Given instruction |
Can you repeat the data below, word for word, from the line with "List each element" to the line with "ad-banner[interactable]: ОТКРЫВАЯ МОСКВУ", including both of those lines?

Task inputs |
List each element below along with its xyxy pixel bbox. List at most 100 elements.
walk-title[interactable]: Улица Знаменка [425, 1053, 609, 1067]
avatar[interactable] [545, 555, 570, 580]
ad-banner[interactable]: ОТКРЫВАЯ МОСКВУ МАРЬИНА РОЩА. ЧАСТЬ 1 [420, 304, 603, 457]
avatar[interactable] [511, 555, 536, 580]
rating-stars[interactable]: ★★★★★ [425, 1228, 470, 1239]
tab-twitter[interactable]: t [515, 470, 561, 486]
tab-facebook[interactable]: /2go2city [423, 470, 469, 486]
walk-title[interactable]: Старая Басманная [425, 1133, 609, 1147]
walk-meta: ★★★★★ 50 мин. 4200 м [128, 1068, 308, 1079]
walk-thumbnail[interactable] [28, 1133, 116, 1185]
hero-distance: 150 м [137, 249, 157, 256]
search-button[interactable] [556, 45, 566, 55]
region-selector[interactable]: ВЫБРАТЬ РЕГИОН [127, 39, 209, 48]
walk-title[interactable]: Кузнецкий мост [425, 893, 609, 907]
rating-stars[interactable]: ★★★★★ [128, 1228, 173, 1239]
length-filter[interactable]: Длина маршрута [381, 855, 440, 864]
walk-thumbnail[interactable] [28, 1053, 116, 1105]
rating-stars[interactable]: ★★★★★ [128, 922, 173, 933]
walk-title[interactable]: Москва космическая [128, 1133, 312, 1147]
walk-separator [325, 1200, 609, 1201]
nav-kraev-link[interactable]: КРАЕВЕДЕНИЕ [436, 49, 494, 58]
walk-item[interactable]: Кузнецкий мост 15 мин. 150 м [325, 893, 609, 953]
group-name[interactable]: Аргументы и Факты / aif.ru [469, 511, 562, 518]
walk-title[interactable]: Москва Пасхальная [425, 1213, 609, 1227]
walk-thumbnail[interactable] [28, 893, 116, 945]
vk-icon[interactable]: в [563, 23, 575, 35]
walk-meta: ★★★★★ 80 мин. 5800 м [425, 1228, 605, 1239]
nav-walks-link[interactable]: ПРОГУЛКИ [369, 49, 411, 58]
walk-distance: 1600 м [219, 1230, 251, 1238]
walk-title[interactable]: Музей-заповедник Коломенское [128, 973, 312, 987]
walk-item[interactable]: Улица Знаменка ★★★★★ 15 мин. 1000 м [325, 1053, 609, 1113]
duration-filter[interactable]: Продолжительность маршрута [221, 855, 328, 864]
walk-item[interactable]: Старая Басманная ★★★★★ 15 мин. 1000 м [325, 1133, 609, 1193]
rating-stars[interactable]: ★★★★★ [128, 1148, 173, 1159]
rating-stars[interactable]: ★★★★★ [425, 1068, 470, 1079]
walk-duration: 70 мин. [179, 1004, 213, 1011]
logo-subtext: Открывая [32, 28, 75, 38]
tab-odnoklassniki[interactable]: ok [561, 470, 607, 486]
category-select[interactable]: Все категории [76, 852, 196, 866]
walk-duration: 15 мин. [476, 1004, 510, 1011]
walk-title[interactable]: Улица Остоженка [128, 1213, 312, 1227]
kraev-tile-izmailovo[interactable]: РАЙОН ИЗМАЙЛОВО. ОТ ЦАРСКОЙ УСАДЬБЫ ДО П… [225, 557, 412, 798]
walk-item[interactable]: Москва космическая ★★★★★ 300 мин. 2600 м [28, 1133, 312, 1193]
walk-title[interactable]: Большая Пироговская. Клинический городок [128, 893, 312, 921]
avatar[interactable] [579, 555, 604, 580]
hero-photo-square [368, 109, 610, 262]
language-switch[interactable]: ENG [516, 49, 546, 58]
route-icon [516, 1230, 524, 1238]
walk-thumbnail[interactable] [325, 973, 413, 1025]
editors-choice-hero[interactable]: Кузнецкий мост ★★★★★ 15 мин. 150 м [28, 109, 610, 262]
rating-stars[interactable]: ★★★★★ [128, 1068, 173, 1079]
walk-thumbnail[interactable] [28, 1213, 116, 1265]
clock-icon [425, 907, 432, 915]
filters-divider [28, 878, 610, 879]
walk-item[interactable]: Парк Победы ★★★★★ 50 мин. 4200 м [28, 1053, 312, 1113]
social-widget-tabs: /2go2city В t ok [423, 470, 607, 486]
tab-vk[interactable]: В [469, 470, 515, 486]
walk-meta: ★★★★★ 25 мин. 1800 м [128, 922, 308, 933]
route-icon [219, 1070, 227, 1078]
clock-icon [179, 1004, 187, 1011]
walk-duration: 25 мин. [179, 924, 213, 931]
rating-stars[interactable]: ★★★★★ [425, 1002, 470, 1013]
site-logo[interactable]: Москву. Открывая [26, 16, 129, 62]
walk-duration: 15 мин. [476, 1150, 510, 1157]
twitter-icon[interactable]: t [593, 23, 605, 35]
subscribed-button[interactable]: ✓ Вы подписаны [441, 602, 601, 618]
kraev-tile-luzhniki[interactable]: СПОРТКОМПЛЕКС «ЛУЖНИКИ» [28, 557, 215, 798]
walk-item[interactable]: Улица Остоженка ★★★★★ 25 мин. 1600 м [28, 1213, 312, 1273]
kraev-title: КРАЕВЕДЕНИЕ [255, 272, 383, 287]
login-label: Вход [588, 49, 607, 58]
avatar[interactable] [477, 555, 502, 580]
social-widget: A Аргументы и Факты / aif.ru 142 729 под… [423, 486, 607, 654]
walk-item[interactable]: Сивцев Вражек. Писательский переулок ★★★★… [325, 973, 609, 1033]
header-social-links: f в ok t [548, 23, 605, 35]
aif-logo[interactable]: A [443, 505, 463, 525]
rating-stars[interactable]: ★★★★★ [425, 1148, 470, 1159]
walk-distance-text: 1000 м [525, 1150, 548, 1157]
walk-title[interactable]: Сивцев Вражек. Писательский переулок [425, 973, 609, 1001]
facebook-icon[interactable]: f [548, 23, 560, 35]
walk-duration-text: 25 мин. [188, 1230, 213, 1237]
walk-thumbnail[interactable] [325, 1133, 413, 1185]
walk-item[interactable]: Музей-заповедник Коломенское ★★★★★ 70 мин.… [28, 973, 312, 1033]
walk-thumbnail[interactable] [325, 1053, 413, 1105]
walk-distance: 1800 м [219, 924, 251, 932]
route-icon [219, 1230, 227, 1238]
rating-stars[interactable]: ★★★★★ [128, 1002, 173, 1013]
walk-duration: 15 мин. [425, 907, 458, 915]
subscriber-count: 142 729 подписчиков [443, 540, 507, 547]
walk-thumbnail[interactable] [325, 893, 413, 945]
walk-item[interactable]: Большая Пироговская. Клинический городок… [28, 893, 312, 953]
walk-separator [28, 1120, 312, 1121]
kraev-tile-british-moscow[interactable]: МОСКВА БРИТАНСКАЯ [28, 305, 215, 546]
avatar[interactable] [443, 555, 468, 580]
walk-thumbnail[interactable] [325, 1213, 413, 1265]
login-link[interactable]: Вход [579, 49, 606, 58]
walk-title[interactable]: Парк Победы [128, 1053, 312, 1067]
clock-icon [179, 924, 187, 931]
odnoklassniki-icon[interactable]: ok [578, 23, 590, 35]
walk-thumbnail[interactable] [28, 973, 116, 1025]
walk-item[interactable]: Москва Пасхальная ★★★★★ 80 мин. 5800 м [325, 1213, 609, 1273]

* * *

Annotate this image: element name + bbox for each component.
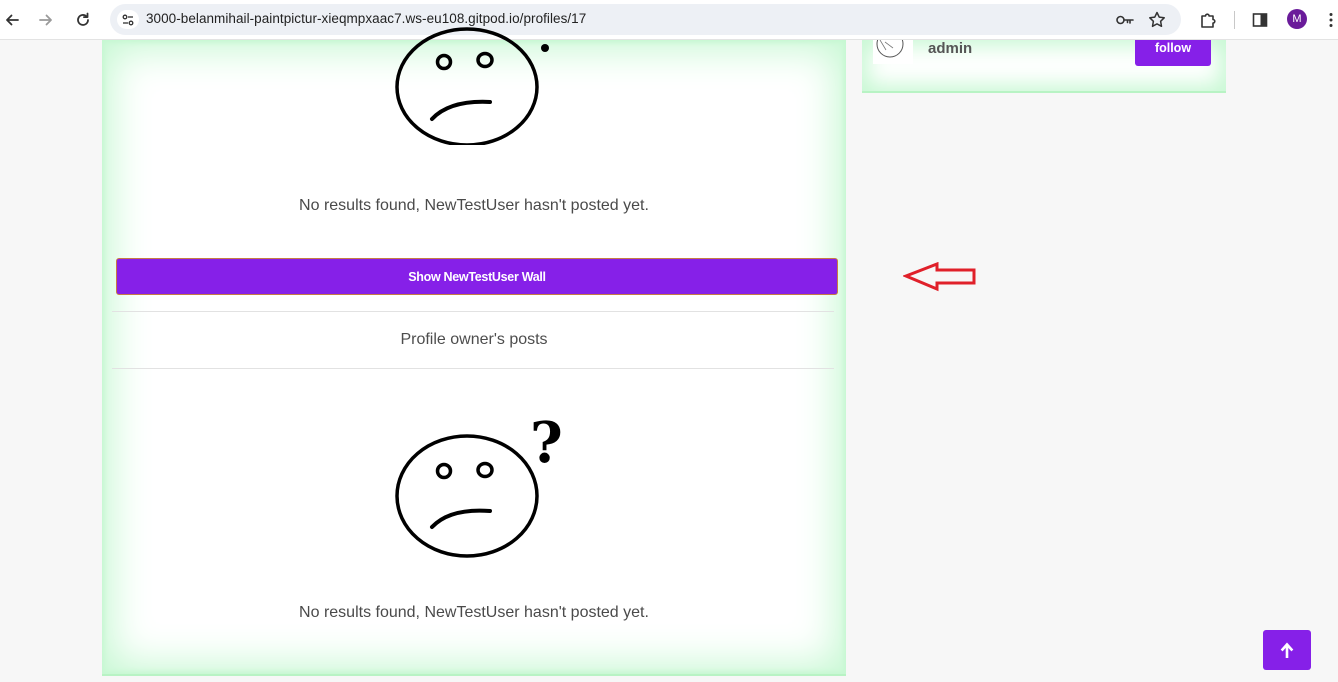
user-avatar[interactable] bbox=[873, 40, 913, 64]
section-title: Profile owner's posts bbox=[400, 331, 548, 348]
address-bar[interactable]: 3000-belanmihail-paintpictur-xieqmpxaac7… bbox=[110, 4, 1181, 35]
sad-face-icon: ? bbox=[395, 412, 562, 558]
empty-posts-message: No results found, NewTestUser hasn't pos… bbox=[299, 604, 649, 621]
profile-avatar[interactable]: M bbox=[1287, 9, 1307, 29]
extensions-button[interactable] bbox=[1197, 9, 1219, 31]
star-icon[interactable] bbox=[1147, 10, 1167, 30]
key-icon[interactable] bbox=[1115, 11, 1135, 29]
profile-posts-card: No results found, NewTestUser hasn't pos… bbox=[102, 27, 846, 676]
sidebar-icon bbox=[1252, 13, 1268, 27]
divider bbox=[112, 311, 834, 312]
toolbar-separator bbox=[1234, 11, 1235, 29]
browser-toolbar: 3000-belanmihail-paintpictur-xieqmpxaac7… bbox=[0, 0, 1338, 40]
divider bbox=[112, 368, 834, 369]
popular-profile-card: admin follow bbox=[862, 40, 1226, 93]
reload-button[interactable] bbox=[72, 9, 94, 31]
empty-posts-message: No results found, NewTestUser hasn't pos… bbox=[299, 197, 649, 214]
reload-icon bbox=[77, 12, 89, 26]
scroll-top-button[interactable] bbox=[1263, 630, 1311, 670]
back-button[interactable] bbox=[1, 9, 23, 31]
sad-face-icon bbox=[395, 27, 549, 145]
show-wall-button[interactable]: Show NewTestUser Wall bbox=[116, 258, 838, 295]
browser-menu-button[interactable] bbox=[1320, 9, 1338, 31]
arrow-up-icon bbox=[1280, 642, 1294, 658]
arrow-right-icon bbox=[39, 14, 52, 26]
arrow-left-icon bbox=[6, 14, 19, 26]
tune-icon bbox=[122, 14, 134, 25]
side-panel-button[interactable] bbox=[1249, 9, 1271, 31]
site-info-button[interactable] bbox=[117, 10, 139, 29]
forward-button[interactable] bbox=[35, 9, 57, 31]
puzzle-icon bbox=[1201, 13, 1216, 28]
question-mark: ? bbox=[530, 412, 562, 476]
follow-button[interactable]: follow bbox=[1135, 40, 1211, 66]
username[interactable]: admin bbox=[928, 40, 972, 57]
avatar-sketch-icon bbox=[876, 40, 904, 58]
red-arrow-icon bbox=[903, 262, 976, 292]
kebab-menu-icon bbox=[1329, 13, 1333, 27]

--

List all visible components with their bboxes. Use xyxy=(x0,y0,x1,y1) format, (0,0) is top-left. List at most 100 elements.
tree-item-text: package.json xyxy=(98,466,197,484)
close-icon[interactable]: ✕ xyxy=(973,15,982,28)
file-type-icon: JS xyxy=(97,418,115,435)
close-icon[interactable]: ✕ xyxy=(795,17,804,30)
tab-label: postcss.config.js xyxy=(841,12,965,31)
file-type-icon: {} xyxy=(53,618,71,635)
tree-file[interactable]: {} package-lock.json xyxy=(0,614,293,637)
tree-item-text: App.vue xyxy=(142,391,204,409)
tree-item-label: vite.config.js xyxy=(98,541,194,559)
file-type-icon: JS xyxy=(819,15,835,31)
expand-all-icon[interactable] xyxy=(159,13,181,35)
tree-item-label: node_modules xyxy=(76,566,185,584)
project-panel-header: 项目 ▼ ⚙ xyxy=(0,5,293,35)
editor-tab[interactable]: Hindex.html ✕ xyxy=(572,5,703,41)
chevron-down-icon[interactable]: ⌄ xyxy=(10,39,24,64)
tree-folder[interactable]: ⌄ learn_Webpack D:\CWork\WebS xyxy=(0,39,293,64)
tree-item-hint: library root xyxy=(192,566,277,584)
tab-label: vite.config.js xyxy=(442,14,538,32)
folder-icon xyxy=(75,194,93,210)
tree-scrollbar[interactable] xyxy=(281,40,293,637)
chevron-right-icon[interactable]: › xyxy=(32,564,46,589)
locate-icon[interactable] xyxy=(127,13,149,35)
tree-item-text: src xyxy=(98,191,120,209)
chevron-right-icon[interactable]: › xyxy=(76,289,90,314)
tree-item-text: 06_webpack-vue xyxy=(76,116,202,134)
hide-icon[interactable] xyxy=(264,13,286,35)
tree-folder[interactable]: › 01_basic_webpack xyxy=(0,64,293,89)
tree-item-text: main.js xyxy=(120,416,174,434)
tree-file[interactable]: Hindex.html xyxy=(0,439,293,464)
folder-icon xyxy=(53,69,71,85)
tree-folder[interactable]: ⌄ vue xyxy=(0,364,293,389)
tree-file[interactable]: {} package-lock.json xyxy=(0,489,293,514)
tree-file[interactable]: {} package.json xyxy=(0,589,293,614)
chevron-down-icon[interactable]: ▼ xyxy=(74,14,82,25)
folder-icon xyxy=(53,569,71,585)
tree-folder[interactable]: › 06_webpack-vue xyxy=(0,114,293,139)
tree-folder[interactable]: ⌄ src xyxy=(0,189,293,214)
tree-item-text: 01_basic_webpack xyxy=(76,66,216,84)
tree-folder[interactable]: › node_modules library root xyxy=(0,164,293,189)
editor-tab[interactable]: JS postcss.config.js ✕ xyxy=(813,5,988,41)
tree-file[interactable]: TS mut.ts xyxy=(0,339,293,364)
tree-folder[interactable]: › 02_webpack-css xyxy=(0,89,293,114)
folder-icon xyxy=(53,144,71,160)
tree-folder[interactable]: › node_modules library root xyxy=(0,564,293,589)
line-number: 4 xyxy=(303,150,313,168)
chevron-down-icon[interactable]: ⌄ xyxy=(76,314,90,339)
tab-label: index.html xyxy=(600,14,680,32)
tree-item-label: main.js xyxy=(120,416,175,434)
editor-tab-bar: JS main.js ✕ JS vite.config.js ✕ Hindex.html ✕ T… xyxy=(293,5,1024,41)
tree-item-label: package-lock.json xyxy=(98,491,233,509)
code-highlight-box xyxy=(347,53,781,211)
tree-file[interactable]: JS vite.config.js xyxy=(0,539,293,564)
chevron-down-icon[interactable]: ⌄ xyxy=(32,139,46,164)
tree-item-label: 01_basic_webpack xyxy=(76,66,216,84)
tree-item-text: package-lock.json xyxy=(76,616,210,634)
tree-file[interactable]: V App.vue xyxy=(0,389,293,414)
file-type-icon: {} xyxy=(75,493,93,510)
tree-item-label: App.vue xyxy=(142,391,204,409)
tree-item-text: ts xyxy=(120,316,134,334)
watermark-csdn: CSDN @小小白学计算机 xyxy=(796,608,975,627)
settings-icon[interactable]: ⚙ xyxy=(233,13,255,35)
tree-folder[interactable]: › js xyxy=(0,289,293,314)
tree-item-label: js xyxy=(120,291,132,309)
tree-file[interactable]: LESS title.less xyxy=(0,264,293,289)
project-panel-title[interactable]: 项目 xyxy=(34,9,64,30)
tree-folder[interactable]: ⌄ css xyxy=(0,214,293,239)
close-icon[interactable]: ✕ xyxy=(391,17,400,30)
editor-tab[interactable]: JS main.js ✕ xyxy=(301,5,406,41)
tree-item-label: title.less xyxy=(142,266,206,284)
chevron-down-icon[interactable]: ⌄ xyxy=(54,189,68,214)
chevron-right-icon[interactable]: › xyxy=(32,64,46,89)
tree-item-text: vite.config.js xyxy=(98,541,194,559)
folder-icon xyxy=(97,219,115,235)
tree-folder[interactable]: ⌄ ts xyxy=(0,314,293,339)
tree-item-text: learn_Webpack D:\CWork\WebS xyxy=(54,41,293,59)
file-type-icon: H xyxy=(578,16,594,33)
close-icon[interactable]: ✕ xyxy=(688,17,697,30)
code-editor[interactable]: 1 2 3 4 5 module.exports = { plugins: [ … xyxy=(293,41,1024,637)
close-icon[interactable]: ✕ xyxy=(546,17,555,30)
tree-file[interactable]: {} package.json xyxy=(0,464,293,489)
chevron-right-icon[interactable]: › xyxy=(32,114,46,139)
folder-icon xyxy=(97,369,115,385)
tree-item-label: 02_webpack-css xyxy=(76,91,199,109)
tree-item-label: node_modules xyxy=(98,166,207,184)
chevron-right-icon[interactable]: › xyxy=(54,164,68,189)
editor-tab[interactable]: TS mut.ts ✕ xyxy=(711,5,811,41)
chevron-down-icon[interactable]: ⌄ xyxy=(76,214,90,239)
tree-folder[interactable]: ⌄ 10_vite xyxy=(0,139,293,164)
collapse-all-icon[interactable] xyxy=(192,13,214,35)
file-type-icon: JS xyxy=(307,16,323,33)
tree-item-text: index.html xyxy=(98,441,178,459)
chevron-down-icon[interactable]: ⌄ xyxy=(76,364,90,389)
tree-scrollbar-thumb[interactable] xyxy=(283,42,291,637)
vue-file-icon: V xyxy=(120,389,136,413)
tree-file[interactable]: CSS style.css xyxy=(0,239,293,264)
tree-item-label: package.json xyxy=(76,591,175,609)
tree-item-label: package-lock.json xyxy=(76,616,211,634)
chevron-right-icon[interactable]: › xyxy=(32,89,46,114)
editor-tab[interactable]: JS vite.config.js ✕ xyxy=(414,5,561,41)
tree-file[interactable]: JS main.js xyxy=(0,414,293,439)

Complete output |
List each element below along with its xyxy pixel bbox. List at most 100 elements.
walk-title[interactable]: Улица Знаменка [425, 1053, 609, 1067]
avatar[interactable] [545, 555, 570, 580]
ad-banner[interactable]: ОТКРЫВАЯ МОСКВУ МАРЬИНА РОЩА. ЧАСТЬ 1 [420, 304, 603, 457]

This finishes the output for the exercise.